▶ [Directions for this task]: Please rewrite the listing below with "location" changed to "position", keeping everything else the same and leaving out the pictures.

▶ [Supplied records]:
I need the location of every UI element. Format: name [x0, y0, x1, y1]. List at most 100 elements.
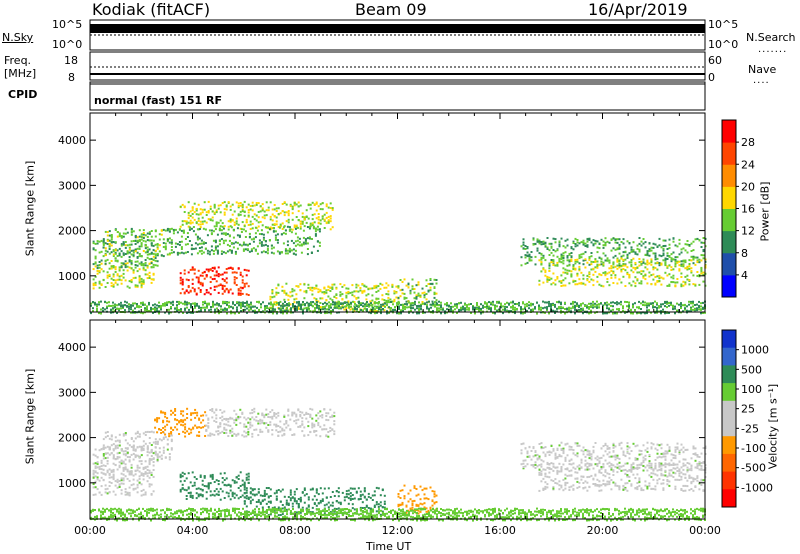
echo-cell [187, 472, 190, 475]
echo-cell [273, 301, 276, 304]
echo-cell [644, 278, 647, 281]
echo-cell [289, 418, 292, 421]
echo-cell [334, 305, 336, 308]
echo-cell [162, 446, 165, 449]
echo-cell [650, 302, 652, 305]
echo-cell [558, 307, 560, 310]
echo-cell [237, 288, 240, 291]
echo-cell [124, 279, 127, 282]
echo-cell [668, 284, 671, 287]
echo-cell [680, 302, 682, 305]
echo-cell [130, 243, 133, 246]
echo-cell [431, 300, 434, 303]
echo-cell [476, 308, 478, 310]
echo-cell [132, 230, 135, 233]
echo-cell [130, 473, 133, 476]
echo-cell [596, 304, 598, 307]
echo-cell [329, 426, 332, 429]
echo-cell [486, 307, 488, 310]
echo-cell [604, 274, 607, 277]
echo-cell [237, 497, 240, 500]
echo-cell [624, 269, 627, 272]
echo-cell [612, 261, 615, 264]
echo-cell [222, 227, 225, 230]
echo-cell [124, 453, 127, 456]
echo-cell [426, 301, 428, 304]
echo-cell [420, 303, 422, 306]
echo-cell [200, 309, 202, 312]
echo-cell [140, 483, 143, 486]
echo-cell [243, 486, 246, 489]
echo-cell [110, 452, 113, 455]
echo-cell [315, 419, 318, 422]
echo-cell [178, 309, 180, 311]
echo-cell [355, 297, 358, 300]
echo-cell [243, 481, 246, 484]
echo-cell [252, 240, 255, 243]
echo-cell [540, 308, 542, 311]
echo-cell [598, 243, 601, 245]
echo-cell [104, 242, 107, 245]
echo-cell [468, 307, 470, 310]
echo-cell [692, 255, 695, 258]
echo-cell [211, 408, 214, 410]
echo-cell [237, 292, 240, 295]
echo-cell [296, 243, 299, 246]
echo-cell [288, 229, 291, 232]
echo-cell [142, 444, 145, 447]
echo-cell [174, 228, 177, 231]
echo-cell [321, 217, 324, 220]
echo-cell [700, 302, 702, 305]
echo-cell [401, 281, 404, 283]
echo-cell [146, 307, 148, 310]
echo-cell [612, 272, 615, 275]
echo-cell [658, 237, 661, 240]
echo-cell [608, 308, 610, 311]
echo-cell [102, 242, 105, 245]
echo-cell [266, 226, 269, 229]
echo-cell [520, 264, 523, 267]
echo-cell [195, 276, 198, 279]
echo-cell [217, 284, 220, 287]
echo-cell [215, 221, 218, 224]
echo-cell [327, 412, 330, 415]
echo-cell [586, 244, 589, 247]
echo-cell [223, 432, 226, 434]
echo-cell [634, 302, 636, 305]
echo-cell [142, 279, 145, 282]
echo-cell [170, 448, 173, 451]
echo-cell [237, 213, 240, 216]
echo-cell [433, 296, 436, 299]
echo-cell [528, 301, 530, 304]
echo-cell [142, 232, 145, 234]
echo-cell [327, 295, 330, 298]
echo-cell [156, 307, 158, 310]
echo-cell [250, 308, 252, 311]
echo-cell [98, 468, 101, 470]
echo-cell [642, 270, 645, 273]
echo-cell [406, 303, 408, 306]
echo-cell [98, 280, 101, 283]
echo-cell [618, 266, 621, 269]
echo-cell [122, 243, 125, 246]
echo-cell [550, 283, 553, 286]
echo-cell [634, 252, 637, 255]
echo-cell [662, 254, 665, 257]
echo-cell [277, 414, 280, 417]
echo-cell [104, 247, 107, 250]
echo-cell [578, 282, 581, 285]
echo-cell [240, 302, 242, 305]
echo-cell [522, 241, 525, 244]
echo-cell [317, 288, 320, 291]
echo-cell [179, 490, 182, 493]
echo-cell [654, 306, 656, 309]
echo-cell [227, 225, 230, 228]
echo-cell [311, 424, 314, 427]
echo-cell [229, 266, 232, 269]
echo-cell [116, 468, 119, 471]
echo-cell [213, 206, 216, 209]
echo-cell [634, 263, 637, 266]
echo-cell [170, 447, 173, 450]
echo-cell [586, 279, 589, 282]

▶ [Answer to the exercise]:
I need the position of every UI element. Format: name [x0, y0, x1, y1]. List at most 100 elements.
echo-cell [187, 472, 190, 475]
echo-cell [273, 301, 276, 304]
echo-cell [644, 278, 647, 281]
echo-cell [289, 418, 292, 421]
echo-cell [334, 305, 336, 308]
echo-cell [162, 446, 165, 449]
echo-cell [650, 302, 652, 305]
echo-cell [558, 307, 560, 310]
echo-cell [237, 288, 240, 291]
echo-cell [124, 279, 127, 282]
echo-cell [668, 284, 671, 287]
echo-cell [680, 302, 682, 305]
echo-cell [130, 243, 133, 246]
echo-cell [431, 300, 434, 303]
echo-cell [476, 308, 478, 310]
echo-cell [132, 230, 135, 233]
echo-cell [130, 473, 133, 476]
echo-cell [596, 304, 598, 307]
echo-cell [329, 426, 332, 429]
echo-cell [486, 307, 488, 310]
echo-cell [604, 274, 607, 277]
echo-cell [237, 497, 240, 500]
echo-cell [624, 269, 627, 272]
echo-cell [612, 261, 615, 264]
echo-cell [222, 227, 225, 230]
echo-cell [124, 453, 127, 456]
echo-cell [426, 301, 428, 304]
echo-cell [420, 303, 422, 306]
echo-cell [200, 309, 202, 312]
echo-cell [140, 483, 143, 486]
echo-cell [243, 486, 246, 489]
echo-cell [110, 452, 113, 455]
echo-cell [315, 419, 318, 422]
echo-cell [178, 309, 180, 311]
echo-cell [355, 297, 358, 300]
echo-cell [243, 481, 246, 484]
echo-cell [252, 240, 255, 243]
echo-cell [540, 308, 542, 311]
echo-cell [598, 243, 601, 245]
echo-cell [104, 242, 107, 245]
echo-cell [468, 307, 470, 310]
echo-cell [692, 255, 695, 258]
echo-cell [211, 408, 214, 410]
echo-cell [237, 292, 240, 295]
echo-cell [296, 243, 299, 246]
echo-cell [288, 229, 291, 232]
echo-cell [142, 444, 145, 447]
echo-cell [174, 228, 177, 231]
echo-cell [321, 217, 324, 220]
echo-cell [700, 302, 702, 305]
echo-cell [401, 281, 404, 283]
echo-cell [146, 307, 148, 310]
echo-cell [612, 272, 615, 275]
echo-cell [658, 237, 661, 240]
echo-cell [608, 308, 610, 311]
echo-cell [102, 242, 105, 245]
echo-cell [266, 226, 269, 229]
echo-cell [520, 264, 523, 267]
echo-cell [195, 276, 198, 279]
echo-cell [217, 284, 220, 287]
echo-cell [215, 221, 218, 224]
echo-cell [327, 412, 330, 415]
echo-cell [586, 244, 589, 247]
echo-cell [223, 432, 226, 434]
echo-cell [634, 302, 636, 305]
echo-cell [142, 279, 145, 282]
echo-cell [170, 448, 173, 451]
echo-cell [237, 213, 240, 216]
echo-cell [433, 296, 436, 299]
echo-cell [528, 301, 530, 304]
echo-cell [142, 232, 145, 234]
echo-cell [327, 295, 330, 298]
echo-cell [156, 307, 158, 310]
echo-cell [250, 308, 252, 311]
echo-cell [98, 468, 101, 470]
echo-cell [642, 270, 645, 273]
echo-cell [406, 303, 408, 306]
echo-cell [98, 280, 101, 283]
echo-cell [618, 266, 621, 269]
echo-cell [122, 243, 125, 246]
echo-cell [550, 283, 553, 286]
echo-cell [634, 252, 637, 255]
echo-cell [662, 254, 665, 257]
echo-cell [277, 414, 280, 417]
echo-cell [104, 247, 107, 250]
echo-cell [578, 282, 581, 285]
echo-cell [240, 302, 242, 305]
echo-cell [522, 241, 525, 244]
echo-cell [317, 288, 320, 291]
echo-cell [179, 490, 182, 493]
echo-cell [654, 306, 656, 309]
echo-cell [227, 225, 230, 228]
echo-cell [311, 424, 314, 427]
echo-cell [229, 266, 232, 269]
echo-cell [116, 468, 119, 471]
echo-cell [213, 206, 216, 209]
echo-cell [634, 263, 637, 266]
echo-cell [170, 447, 173, 450]
echo-cell [586, 279, 589, 282]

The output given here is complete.